▶ _Supplied data_:
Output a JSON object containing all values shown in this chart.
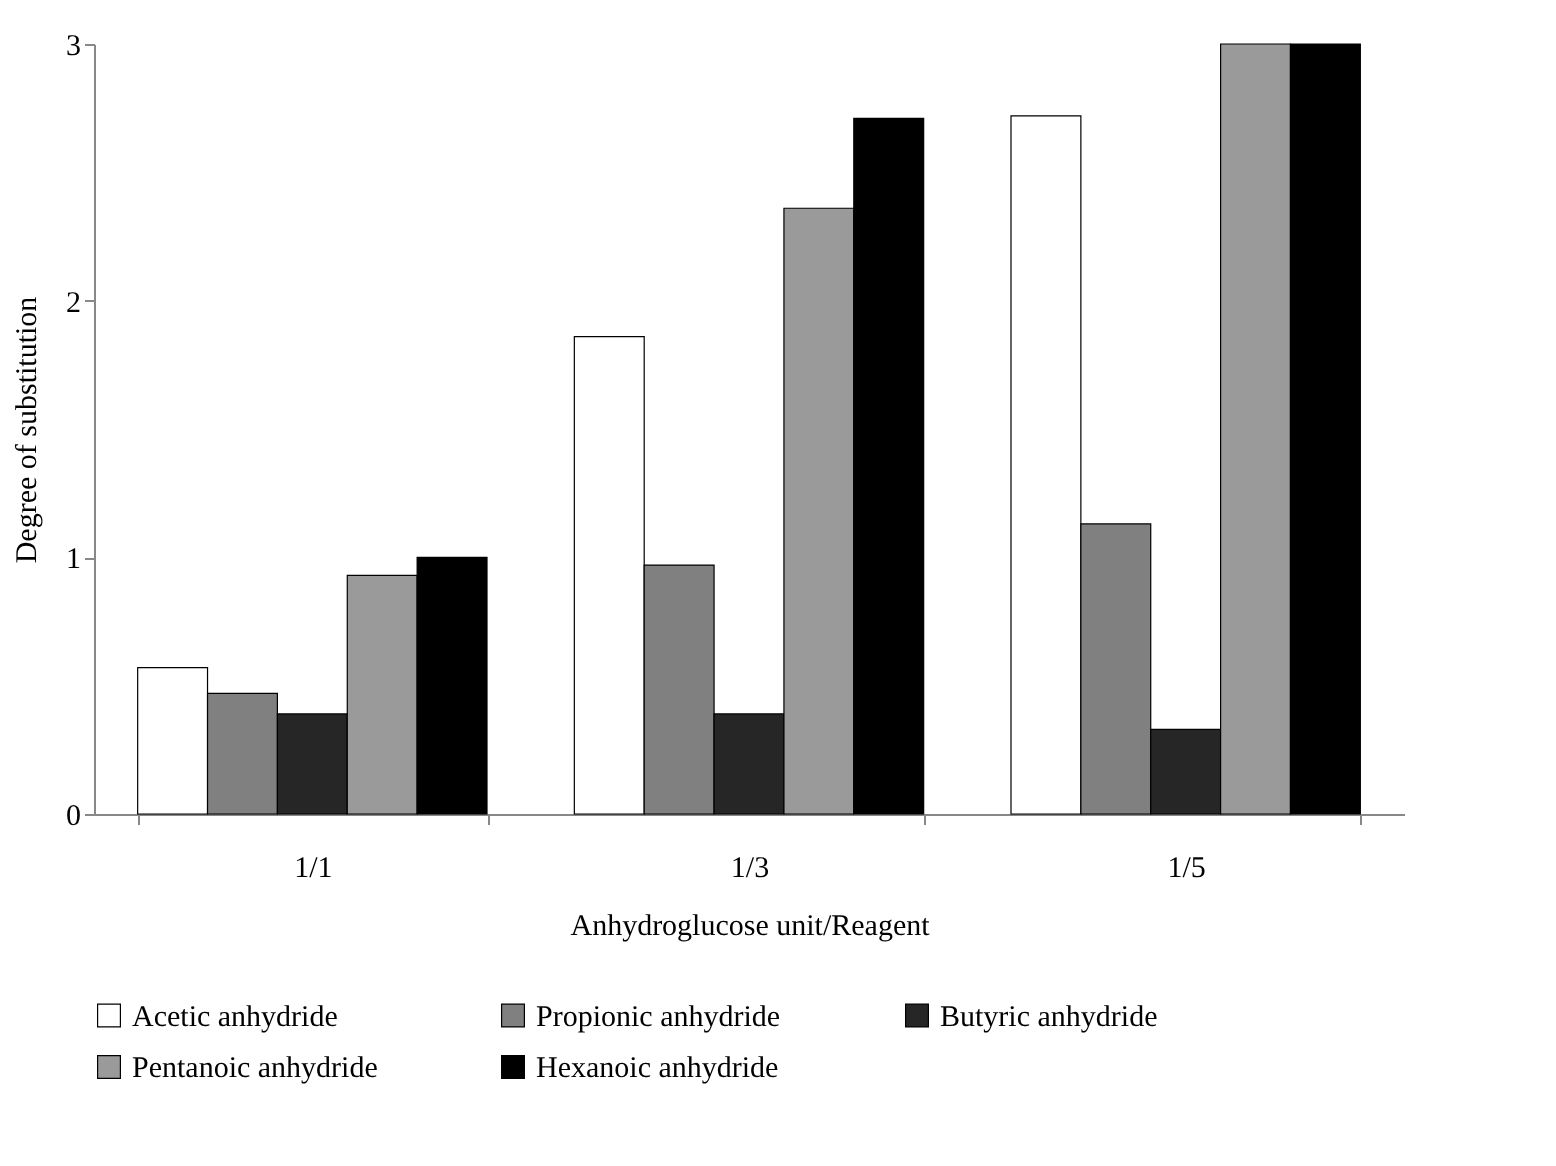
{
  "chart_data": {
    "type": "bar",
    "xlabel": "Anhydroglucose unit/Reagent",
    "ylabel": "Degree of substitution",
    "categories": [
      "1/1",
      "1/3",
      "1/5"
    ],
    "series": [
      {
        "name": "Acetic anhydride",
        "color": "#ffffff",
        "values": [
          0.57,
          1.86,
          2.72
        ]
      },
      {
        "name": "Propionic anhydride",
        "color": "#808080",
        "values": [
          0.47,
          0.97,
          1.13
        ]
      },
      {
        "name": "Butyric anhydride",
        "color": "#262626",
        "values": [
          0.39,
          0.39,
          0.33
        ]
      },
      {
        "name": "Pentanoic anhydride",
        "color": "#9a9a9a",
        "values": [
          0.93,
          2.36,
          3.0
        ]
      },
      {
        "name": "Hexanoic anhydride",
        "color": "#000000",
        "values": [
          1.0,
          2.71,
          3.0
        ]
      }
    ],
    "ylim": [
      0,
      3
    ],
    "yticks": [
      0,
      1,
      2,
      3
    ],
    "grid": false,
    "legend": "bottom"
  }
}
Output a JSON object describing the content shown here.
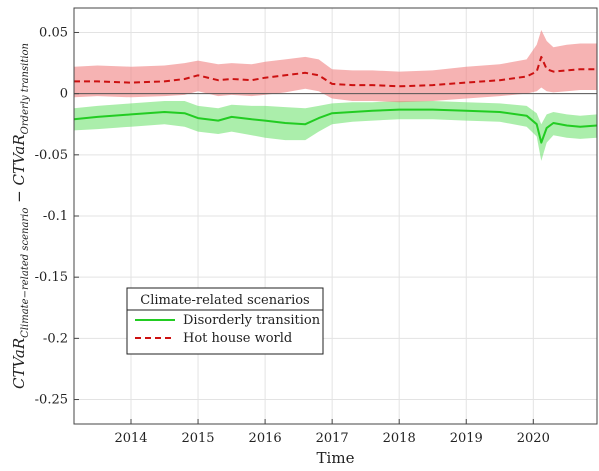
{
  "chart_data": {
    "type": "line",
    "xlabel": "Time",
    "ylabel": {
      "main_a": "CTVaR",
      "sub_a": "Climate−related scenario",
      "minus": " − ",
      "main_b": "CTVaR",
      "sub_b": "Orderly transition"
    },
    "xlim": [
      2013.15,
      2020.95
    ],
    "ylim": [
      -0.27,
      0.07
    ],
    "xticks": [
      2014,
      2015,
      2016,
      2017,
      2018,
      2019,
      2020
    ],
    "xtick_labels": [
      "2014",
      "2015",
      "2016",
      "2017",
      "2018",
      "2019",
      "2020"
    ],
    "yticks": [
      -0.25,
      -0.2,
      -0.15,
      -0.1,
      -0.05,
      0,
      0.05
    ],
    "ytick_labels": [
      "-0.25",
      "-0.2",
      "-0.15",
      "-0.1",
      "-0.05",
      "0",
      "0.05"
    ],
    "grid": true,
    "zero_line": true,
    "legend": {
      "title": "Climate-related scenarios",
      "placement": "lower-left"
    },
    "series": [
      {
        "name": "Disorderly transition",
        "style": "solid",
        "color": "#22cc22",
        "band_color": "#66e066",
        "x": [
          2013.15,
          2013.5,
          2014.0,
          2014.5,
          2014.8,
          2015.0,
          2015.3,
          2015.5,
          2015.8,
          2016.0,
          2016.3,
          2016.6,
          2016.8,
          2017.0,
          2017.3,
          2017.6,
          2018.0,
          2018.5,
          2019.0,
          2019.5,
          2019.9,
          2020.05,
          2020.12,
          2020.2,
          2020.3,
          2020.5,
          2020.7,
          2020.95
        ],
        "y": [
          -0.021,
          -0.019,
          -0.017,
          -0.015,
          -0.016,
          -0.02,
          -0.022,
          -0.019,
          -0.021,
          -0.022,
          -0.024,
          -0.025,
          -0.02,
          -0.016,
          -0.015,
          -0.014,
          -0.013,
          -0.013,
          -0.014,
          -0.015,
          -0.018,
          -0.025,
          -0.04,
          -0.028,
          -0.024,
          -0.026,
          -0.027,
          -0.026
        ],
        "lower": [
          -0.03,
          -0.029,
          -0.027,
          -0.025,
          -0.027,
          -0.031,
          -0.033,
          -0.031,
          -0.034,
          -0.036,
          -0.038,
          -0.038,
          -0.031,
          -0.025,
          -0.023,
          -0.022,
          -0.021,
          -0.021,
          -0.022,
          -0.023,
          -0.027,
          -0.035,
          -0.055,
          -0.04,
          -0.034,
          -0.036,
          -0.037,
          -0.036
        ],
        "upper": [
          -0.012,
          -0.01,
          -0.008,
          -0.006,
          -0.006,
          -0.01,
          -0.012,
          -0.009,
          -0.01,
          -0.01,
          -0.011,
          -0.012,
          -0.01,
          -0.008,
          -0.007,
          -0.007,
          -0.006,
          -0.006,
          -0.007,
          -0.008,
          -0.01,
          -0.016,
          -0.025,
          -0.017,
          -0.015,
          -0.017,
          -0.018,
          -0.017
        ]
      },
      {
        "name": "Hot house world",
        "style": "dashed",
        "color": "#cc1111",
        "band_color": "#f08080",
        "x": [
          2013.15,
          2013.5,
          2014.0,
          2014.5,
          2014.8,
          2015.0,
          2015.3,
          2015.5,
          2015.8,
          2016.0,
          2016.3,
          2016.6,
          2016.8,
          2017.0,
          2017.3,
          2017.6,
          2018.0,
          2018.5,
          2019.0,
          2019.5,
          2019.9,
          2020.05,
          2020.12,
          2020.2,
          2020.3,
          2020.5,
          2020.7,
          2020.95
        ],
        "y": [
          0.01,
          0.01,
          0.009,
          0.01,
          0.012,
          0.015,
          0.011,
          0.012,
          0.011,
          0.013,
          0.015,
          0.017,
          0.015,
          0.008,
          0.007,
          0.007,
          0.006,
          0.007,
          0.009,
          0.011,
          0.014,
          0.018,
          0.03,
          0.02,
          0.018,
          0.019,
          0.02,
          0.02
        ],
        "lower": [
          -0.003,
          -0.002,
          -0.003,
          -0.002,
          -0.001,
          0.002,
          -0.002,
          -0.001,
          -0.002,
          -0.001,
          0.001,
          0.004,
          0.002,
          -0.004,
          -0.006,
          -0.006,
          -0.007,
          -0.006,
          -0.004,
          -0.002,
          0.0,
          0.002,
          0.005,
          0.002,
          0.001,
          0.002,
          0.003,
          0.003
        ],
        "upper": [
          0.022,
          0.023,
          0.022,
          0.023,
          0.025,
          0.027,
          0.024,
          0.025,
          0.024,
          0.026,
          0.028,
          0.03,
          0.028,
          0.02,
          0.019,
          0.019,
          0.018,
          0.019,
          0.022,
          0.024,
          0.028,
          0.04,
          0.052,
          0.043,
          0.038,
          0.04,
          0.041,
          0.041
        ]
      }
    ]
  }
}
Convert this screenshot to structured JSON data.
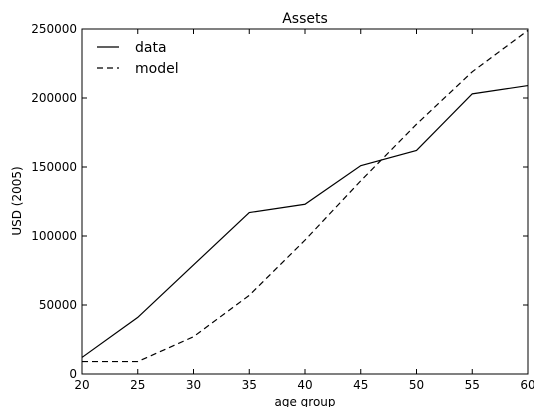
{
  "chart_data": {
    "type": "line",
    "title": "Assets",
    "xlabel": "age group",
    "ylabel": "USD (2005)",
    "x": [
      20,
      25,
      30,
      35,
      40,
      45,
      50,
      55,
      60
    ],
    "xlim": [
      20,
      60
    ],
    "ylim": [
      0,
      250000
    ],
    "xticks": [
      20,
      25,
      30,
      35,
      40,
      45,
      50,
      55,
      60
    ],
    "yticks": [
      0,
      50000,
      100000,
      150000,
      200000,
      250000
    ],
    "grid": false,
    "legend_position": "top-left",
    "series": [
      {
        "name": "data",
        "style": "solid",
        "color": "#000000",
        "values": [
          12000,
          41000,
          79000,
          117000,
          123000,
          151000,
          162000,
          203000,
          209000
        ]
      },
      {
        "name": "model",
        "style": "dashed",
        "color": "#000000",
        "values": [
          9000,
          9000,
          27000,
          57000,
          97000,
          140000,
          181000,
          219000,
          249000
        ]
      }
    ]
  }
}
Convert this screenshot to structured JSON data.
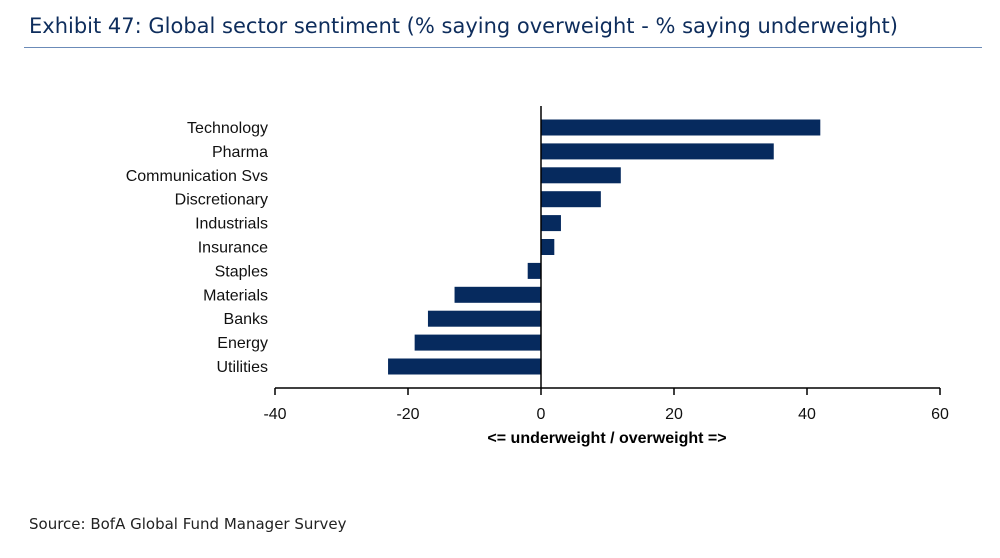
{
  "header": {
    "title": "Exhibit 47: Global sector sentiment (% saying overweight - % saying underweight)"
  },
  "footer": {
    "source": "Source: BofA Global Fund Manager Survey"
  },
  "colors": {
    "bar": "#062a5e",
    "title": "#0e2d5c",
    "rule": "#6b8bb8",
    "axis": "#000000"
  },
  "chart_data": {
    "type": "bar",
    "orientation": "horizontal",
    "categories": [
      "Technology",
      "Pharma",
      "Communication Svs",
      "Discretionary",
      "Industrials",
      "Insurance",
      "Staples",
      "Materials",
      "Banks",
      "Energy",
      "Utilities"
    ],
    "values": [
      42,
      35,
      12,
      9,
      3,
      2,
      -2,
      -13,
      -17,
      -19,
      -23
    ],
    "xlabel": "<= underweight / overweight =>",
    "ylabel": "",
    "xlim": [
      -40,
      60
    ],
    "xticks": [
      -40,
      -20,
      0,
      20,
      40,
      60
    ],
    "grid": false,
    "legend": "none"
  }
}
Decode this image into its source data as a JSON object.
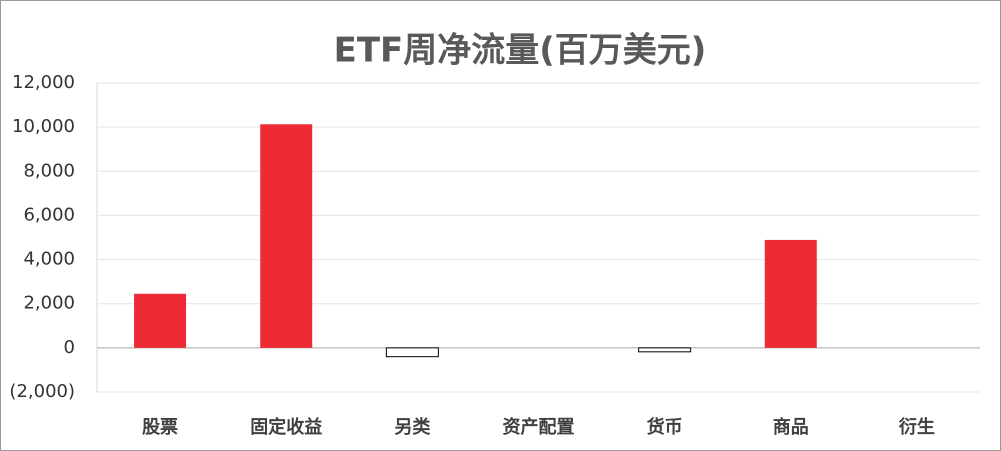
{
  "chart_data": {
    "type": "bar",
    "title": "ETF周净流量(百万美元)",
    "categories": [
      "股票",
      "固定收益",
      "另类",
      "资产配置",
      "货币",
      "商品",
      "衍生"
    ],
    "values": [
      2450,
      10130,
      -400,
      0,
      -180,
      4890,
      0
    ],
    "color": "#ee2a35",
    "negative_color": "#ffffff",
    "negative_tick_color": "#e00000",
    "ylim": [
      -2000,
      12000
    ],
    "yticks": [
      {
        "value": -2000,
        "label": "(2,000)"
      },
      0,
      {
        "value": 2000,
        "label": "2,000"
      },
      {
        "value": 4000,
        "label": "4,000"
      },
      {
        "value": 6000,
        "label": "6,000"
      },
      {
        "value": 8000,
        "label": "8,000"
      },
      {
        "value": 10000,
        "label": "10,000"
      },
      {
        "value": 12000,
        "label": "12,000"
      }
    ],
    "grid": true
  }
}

▶ _Problem requirements_:
Of the lines above, how many include the word "Output"? Reply with the number only.

▶ _Full response_:
2